-- CHALLENGE --
For each line below that includes the word "center", make a copy.

-- DATA TO USE --

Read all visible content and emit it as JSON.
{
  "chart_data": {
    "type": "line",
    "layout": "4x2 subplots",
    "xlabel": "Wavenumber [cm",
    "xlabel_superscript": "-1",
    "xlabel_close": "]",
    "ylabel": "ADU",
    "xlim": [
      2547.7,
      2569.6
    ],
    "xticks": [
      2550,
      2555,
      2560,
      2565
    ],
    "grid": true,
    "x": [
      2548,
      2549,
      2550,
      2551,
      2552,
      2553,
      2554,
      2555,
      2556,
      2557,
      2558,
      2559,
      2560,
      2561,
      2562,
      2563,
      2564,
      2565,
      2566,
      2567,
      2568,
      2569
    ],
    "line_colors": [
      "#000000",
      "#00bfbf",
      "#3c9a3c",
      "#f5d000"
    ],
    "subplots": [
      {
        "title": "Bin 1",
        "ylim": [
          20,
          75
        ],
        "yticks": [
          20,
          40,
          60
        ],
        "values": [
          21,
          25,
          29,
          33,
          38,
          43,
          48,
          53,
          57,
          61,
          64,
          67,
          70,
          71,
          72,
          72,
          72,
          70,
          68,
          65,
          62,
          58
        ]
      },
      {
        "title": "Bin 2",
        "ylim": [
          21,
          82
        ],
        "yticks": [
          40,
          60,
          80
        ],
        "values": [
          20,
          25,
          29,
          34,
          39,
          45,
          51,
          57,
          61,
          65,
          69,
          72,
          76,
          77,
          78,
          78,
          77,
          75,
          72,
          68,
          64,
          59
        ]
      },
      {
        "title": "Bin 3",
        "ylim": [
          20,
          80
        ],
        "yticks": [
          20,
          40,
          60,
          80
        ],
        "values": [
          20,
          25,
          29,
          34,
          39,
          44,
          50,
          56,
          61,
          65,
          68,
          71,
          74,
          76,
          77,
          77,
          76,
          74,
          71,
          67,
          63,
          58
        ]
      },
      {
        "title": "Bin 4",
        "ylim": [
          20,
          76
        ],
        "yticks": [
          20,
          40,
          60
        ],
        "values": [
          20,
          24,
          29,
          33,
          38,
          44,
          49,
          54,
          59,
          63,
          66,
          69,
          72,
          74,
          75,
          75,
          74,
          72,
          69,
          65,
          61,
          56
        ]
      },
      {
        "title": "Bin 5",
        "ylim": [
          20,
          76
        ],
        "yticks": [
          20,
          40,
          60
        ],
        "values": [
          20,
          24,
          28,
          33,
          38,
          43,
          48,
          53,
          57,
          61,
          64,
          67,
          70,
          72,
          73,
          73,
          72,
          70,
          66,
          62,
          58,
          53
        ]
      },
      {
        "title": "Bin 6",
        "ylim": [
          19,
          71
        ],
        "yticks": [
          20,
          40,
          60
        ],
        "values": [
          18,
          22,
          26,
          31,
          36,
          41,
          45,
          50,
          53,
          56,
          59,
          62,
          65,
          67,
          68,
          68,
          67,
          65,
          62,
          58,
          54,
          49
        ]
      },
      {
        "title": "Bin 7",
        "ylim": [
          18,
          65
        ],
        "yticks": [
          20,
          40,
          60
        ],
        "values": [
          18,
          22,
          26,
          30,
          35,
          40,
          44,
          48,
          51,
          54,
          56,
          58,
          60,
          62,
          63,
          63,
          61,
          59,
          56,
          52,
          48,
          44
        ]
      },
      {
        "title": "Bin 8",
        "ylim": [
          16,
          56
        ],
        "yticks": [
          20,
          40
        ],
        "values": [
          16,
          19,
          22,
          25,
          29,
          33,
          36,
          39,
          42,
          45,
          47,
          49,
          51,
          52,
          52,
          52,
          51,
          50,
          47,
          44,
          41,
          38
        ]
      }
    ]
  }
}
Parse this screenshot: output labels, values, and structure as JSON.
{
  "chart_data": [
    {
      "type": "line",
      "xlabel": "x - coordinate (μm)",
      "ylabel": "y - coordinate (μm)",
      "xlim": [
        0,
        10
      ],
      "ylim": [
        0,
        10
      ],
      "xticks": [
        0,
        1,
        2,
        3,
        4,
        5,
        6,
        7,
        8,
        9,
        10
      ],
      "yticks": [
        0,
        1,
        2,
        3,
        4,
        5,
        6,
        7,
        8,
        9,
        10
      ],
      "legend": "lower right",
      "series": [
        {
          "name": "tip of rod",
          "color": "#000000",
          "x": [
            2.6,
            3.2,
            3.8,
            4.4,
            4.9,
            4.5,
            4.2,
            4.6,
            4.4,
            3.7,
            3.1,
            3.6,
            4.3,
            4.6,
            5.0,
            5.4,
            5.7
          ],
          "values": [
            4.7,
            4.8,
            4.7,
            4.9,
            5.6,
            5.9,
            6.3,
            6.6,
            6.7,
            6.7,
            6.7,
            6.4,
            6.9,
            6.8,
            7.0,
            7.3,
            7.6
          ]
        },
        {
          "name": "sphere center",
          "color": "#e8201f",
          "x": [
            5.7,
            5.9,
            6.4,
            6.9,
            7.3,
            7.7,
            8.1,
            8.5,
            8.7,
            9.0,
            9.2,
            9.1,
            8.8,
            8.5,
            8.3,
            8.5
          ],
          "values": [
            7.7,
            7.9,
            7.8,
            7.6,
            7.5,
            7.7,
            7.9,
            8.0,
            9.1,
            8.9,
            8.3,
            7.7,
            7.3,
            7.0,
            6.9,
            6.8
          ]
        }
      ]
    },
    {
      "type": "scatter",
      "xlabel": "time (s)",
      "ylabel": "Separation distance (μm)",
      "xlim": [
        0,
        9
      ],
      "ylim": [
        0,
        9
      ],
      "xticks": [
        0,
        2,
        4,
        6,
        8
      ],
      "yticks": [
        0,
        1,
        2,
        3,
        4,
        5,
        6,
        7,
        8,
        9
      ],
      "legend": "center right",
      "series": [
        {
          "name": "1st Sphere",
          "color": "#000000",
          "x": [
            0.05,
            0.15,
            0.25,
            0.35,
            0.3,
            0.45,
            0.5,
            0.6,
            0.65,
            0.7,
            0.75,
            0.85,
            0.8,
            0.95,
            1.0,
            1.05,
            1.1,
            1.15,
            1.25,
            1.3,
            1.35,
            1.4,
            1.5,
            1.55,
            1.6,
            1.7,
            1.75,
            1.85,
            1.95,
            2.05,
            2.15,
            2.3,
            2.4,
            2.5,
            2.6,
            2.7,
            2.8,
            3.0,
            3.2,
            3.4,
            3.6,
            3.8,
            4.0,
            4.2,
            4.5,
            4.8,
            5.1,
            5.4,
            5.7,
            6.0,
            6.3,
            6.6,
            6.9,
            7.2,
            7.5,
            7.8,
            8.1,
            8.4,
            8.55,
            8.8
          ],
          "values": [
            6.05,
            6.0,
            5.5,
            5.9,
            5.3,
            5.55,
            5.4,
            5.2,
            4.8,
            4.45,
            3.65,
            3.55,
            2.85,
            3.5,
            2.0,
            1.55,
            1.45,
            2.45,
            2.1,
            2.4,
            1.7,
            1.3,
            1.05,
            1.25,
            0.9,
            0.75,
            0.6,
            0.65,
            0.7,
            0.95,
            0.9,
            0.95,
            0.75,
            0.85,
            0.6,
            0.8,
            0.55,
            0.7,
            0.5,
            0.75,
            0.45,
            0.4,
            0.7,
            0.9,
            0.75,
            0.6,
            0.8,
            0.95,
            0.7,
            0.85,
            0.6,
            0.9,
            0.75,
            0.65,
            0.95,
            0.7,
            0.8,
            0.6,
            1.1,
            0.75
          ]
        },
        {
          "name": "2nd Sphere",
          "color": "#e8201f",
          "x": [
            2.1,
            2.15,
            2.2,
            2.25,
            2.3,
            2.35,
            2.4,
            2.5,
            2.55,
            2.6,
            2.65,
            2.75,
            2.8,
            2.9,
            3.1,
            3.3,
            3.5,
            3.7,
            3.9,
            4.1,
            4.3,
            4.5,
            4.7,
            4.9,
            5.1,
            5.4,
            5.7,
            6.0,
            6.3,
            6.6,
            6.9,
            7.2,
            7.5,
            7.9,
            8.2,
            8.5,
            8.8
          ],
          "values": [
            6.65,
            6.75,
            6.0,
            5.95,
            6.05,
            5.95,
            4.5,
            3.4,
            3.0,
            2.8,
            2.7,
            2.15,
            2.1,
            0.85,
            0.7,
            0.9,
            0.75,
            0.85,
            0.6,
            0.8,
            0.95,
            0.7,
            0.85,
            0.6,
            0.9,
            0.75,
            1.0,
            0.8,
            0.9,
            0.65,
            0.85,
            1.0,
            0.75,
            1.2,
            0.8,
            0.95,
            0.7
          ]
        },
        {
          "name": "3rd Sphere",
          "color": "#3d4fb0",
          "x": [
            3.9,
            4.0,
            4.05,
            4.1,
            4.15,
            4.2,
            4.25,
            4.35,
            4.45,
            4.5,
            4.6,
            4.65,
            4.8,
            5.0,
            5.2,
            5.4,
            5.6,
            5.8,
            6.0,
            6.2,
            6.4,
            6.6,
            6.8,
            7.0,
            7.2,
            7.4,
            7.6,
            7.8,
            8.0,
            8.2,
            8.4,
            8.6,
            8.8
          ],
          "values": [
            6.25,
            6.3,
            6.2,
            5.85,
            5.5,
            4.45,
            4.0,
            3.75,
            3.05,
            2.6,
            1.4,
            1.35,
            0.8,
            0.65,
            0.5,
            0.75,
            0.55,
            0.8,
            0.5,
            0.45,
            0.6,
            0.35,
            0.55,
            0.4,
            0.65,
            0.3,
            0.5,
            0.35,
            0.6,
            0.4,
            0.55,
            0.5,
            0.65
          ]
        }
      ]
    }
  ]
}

-- SOLVED EXERCISE --
          "name": "sphere center",
      "legend": "center right",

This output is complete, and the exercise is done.